> [Records for processing]:
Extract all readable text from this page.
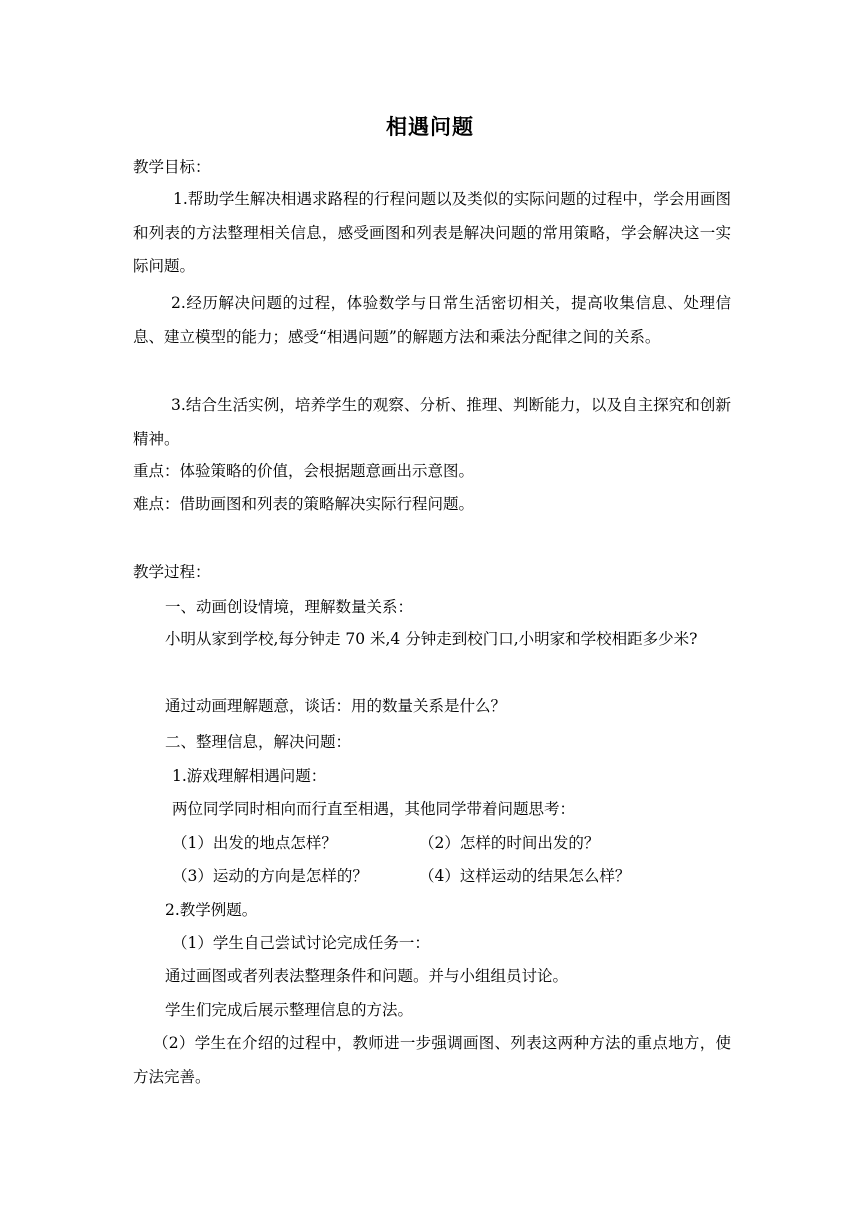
相遇问题
教学目标：
1.帮助学生解决相遇求路程的行程问题以及类似的实际问题的过程中，学会用画图和列表的方法整理相关信息，感受画图和列表是解决问题的常用策略，学会解决这一实际问题。
2.经历解决问题的过程，体验数学与日常生活密切相关，提高收集信息、处理信息、建立模型的能力；感受“相遇问题”的解题方法和乘法分配律之间的关系。
3.结合生活实例，培养学生的观察、分析、推理、判断能力，以及自主探究和创新精神。
重点：体验策略的价值，会根据题意画出示意图。
难点：借助画图和列表的策略解决实际行程问题。
教学过程：
一、动画创设情境，理解数量关系：
小明从家到学校,每分钟走 70 米,4 分钟走到校门口,小明家和学校相距多少米?
通过动画理解题意，谈话：用的数量关系是什么？
二、整理信息，解决问题：
1.游戏理解相遇问题：
两位同学同时相向而行直至相遇，其他同学带着问题思考：
（1）出发的地点怎样？	（2）怎样的时间出发的？
（3）运动的方向是怎样的？	（4）这样运动的结果怎么样？
2.教学例题。
（1）学生自己尝试讨论完成任务一：
通过画图或者列表法整理条件和问题。并与小组组员讨论。
学生们完成后展示整理信息的方法。
（2）学生在介绍的过程中，教师进一步强调画图、列表这两种方法的重点地方，使方法完善。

> [Work to complete]:
Drop the images and quote the entries word for word.

> [Exercise answer]:
Extract all readable text from this page.
相遇问题
教学目标：
1.帮助学生解决相遇求路程的行程问题以及类似的实际问题的过程中，学会用画图和列表的方法整理相关信息，感受画图和列表是解决问题的常用策略，学会解决这一实际问题。
2.经历解决问题的过程，体验数学与日常生活密切相关，提高收集信息、处理信息、建立模型的能力；感受“相遇问题”的解题方法和乘法分配律之间的关系。
3.结合生活实例，培养学生的观察、分析、推理、判断能力，以及自主探究和创新精神。
重点：体验策略的价值，会根据题意画出示意图。
难点：借助画图和列表的策略解决实际行程问题。
教学过程：
一、动画创设情境，理解数量关系：
小明从家到学校,每分钟走 70 米,4 分钟走到校门口,小明家和学校相距多少米?
通过动画理解题意，谈话：用的数量关系是什么？
二、整理信息，解决问题：
1.游戏理解相遇问题：
两位同学同时相向而行直至相遇，其他同学带着问题思考：
（1）出发的地点怎样？	（2）怎样的时间出发的？
（3）运动的方向是怎样的？	（4）这样运动的结果怎么样？
2.教学例题。
（1）学生自己尝试讨论完成任务一：
通过画图或者列表法整理条件和问题。并与小组组员讨论。
学生们完成后展示整理信息的方法。
（2）学生在介绍的过程中，教师进一步强调画图、列表这两种方法的重点地方，使方法完善。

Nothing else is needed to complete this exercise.